Keep only the lines of the data below that contain "паспарту", and copy them.

Stored data entries
● ● ●
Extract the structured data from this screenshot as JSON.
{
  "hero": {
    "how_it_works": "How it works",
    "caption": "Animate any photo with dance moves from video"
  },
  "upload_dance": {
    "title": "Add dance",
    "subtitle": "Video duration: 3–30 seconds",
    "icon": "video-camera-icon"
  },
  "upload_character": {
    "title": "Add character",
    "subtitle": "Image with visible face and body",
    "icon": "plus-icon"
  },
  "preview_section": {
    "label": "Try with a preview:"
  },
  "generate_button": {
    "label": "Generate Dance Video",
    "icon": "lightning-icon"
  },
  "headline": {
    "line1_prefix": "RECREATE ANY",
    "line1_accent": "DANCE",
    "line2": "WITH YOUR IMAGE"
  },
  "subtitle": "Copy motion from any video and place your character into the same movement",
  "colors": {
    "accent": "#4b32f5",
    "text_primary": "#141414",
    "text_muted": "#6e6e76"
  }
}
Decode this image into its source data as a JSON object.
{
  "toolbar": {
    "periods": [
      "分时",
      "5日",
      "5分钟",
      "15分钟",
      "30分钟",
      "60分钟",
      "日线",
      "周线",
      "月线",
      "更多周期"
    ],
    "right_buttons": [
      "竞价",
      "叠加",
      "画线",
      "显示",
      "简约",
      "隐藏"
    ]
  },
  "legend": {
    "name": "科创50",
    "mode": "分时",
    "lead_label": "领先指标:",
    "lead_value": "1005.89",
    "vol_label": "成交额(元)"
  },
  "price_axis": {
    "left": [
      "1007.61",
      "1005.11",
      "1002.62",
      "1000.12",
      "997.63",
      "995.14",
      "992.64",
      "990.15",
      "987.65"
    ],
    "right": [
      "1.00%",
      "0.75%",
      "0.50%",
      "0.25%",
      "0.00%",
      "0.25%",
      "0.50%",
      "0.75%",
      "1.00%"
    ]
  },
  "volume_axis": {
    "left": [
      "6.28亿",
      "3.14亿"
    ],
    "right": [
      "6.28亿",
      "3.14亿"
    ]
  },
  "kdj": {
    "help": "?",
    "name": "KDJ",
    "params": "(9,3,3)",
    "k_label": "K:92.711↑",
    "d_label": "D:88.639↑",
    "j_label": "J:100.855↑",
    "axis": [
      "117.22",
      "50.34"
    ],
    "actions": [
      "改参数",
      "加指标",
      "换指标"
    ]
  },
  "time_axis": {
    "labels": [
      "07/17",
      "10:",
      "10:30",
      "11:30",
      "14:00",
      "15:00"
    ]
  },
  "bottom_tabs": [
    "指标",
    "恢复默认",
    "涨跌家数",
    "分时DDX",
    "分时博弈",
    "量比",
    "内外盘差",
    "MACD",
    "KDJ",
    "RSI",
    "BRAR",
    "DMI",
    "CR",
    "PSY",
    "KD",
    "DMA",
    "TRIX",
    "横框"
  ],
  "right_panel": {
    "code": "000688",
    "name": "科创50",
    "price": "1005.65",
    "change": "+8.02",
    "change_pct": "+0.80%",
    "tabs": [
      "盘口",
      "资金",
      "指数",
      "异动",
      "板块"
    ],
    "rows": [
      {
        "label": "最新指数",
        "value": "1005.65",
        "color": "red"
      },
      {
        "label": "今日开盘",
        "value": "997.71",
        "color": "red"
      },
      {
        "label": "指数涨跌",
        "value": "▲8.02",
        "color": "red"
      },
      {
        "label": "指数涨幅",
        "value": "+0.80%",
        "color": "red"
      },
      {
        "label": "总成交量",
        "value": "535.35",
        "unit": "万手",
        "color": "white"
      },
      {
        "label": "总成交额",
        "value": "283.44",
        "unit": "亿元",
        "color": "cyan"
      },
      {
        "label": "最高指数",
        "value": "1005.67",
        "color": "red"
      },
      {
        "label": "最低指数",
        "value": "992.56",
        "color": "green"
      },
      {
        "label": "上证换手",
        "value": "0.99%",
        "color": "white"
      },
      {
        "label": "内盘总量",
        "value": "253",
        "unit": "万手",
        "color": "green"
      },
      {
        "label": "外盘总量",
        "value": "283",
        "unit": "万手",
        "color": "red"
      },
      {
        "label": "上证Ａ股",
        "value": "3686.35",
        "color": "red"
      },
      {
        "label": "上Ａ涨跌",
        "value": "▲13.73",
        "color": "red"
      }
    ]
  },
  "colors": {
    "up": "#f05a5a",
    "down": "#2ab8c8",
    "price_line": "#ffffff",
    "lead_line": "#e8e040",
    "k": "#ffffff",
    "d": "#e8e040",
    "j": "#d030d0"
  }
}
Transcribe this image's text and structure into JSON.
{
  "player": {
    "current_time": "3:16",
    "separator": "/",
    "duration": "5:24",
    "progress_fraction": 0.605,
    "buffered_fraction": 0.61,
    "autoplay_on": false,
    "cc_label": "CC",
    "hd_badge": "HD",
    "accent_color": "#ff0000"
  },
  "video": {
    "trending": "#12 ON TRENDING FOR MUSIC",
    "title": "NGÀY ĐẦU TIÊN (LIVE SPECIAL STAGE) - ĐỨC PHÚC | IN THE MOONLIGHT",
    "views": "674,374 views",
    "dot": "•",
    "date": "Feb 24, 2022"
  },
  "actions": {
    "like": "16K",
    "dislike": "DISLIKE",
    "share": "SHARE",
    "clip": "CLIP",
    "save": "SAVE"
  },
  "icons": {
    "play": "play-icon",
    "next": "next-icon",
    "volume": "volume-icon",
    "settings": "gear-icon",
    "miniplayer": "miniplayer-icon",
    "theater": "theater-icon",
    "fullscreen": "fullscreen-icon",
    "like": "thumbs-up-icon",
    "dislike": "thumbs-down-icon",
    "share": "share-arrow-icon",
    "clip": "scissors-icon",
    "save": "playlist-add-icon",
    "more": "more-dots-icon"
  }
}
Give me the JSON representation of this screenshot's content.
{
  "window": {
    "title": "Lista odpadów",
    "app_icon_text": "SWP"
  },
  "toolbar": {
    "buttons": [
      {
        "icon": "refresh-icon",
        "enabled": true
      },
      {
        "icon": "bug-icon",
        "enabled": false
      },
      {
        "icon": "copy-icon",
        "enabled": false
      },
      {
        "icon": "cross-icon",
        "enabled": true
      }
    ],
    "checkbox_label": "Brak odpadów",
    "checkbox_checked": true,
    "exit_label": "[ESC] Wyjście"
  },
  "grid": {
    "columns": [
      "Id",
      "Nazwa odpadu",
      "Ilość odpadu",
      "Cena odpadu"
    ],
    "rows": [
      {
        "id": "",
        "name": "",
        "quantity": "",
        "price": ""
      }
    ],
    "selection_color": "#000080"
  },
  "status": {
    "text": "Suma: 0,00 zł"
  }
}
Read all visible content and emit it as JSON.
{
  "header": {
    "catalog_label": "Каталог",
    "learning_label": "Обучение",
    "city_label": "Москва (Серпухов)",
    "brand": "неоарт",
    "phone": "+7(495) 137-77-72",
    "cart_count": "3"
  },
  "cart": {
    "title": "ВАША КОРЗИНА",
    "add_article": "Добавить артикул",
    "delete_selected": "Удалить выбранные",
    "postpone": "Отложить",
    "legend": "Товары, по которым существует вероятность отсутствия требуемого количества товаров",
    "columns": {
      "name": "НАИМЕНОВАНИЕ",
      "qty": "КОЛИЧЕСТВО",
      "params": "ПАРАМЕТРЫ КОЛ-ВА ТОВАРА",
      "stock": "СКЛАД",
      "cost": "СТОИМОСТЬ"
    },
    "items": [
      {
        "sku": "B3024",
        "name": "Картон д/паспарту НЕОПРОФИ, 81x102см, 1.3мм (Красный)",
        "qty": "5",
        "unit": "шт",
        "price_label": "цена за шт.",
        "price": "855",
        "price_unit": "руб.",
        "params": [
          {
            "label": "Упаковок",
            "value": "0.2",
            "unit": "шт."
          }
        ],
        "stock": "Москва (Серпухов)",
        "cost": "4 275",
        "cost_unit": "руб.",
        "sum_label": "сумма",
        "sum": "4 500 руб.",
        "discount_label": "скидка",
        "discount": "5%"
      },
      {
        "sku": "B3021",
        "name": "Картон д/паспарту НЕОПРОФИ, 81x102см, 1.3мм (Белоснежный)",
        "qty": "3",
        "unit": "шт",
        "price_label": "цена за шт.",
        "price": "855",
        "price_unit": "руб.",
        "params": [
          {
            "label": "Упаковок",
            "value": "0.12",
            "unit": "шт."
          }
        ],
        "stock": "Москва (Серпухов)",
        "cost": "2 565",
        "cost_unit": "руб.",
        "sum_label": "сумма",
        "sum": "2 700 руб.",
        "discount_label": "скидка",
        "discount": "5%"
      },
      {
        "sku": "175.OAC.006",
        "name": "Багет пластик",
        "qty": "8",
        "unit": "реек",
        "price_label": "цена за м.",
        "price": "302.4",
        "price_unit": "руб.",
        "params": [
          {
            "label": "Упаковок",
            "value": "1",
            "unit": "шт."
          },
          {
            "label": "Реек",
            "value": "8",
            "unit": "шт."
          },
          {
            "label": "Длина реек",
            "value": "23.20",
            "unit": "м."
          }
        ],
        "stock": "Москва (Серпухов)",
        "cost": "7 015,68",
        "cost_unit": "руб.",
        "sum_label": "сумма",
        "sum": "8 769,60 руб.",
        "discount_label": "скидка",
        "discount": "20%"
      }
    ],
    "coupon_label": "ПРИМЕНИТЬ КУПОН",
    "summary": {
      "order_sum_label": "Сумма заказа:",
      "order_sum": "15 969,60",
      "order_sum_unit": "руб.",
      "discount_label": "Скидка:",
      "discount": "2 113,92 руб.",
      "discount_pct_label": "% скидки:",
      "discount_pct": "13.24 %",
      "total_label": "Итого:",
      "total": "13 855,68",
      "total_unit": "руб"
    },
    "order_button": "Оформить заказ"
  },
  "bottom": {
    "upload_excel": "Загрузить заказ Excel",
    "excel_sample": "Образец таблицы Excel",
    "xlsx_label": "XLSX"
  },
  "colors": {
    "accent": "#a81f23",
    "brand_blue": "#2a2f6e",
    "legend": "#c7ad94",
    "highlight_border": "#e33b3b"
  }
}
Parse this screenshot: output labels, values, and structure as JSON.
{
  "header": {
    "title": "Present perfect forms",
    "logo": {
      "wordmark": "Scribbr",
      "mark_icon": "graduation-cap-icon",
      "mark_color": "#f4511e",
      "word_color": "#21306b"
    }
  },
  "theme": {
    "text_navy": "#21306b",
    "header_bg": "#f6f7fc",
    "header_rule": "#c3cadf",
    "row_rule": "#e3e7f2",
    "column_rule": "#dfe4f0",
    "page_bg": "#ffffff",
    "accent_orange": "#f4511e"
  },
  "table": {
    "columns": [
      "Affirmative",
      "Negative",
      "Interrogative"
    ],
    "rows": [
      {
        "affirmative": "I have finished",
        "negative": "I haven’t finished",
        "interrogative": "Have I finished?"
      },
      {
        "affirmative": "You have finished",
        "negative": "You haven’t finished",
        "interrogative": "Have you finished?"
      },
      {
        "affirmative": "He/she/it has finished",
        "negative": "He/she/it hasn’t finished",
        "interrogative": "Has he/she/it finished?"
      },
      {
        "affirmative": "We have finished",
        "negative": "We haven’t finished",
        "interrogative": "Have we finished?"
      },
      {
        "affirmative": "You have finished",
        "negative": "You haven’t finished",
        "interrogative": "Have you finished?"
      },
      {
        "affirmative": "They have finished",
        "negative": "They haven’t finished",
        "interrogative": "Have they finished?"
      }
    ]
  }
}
● ● ●
_Answer to this task:_
        "name": "Картон д/паспарту НЕОПРОФИ, 81x102см, 1.3мм (Красный)",
        "name": "Картон д/паспарту НЕОПРОФИ, 81x102см, 1.3мм (Белоснежный)",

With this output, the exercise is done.